### Goal
Set out every line bearing the string "Limpeza".

### Record extracts
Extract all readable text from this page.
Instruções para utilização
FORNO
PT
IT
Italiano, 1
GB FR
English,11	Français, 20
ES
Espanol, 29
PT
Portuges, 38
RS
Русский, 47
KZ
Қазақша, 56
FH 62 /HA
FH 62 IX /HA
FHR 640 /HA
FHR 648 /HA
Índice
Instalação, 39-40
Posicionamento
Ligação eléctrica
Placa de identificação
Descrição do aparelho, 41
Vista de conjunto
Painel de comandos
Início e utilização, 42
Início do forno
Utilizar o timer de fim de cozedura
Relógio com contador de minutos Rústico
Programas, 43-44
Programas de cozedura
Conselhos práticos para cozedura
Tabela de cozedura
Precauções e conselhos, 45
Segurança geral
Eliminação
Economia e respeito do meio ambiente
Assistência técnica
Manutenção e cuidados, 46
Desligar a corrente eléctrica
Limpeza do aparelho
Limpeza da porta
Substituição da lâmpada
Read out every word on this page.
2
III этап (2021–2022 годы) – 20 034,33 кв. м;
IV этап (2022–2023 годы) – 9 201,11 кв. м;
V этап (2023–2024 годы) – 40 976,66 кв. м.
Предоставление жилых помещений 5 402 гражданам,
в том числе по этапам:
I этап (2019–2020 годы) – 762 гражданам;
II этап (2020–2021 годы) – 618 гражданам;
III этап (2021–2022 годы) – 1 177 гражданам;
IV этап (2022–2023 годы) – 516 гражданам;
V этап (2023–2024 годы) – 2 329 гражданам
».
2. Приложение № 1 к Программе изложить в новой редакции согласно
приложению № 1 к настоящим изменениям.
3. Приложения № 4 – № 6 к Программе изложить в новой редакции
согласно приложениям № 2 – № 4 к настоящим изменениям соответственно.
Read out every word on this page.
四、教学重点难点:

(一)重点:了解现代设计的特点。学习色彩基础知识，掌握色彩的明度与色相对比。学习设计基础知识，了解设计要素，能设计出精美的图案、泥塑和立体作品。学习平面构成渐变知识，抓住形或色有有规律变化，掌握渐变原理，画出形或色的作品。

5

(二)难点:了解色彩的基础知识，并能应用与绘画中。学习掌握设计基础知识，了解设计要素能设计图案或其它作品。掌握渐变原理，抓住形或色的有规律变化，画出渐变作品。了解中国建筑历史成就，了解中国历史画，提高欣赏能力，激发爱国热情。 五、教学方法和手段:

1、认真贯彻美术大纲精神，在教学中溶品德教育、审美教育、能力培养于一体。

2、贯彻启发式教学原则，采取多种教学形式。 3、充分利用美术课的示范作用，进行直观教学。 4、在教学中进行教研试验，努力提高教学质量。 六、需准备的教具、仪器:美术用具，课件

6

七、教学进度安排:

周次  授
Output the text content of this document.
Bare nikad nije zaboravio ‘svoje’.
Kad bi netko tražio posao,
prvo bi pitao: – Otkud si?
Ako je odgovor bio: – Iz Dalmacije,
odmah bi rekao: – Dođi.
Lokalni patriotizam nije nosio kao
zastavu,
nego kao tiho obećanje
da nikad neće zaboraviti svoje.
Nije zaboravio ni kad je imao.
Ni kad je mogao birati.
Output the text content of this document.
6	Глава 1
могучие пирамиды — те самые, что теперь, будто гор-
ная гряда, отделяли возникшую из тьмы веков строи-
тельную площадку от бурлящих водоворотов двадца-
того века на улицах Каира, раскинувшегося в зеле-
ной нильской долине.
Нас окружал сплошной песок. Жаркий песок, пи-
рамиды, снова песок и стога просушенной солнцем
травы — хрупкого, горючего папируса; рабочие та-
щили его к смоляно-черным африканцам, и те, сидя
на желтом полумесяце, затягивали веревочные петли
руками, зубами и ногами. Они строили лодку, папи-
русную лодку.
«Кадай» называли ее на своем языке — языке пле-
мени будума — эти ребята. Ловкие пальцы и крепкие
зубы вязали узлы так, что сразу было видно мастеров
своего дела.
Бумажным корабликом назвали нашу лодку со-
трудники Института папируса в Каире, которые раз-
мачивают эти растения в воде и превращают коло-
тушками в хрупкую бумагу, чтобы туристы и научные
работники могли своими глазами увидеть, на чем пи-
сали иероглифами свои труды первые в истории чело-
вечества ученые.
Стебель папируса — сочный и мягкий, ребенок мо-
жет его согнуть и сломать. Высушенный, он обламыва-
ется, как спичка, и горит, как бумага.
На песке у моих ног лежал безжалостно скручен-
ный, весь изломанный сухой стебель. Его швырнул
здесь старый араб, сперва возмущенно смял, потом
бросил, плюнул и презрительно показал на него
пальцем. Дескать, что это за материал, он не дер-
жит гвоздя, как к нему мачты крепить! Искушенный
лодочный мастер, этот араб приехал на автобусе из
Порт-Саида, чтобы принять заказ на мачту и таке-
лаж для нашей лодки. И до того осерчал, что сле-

### Exercise solution
Limpeza do aparelho
Limpeza da porta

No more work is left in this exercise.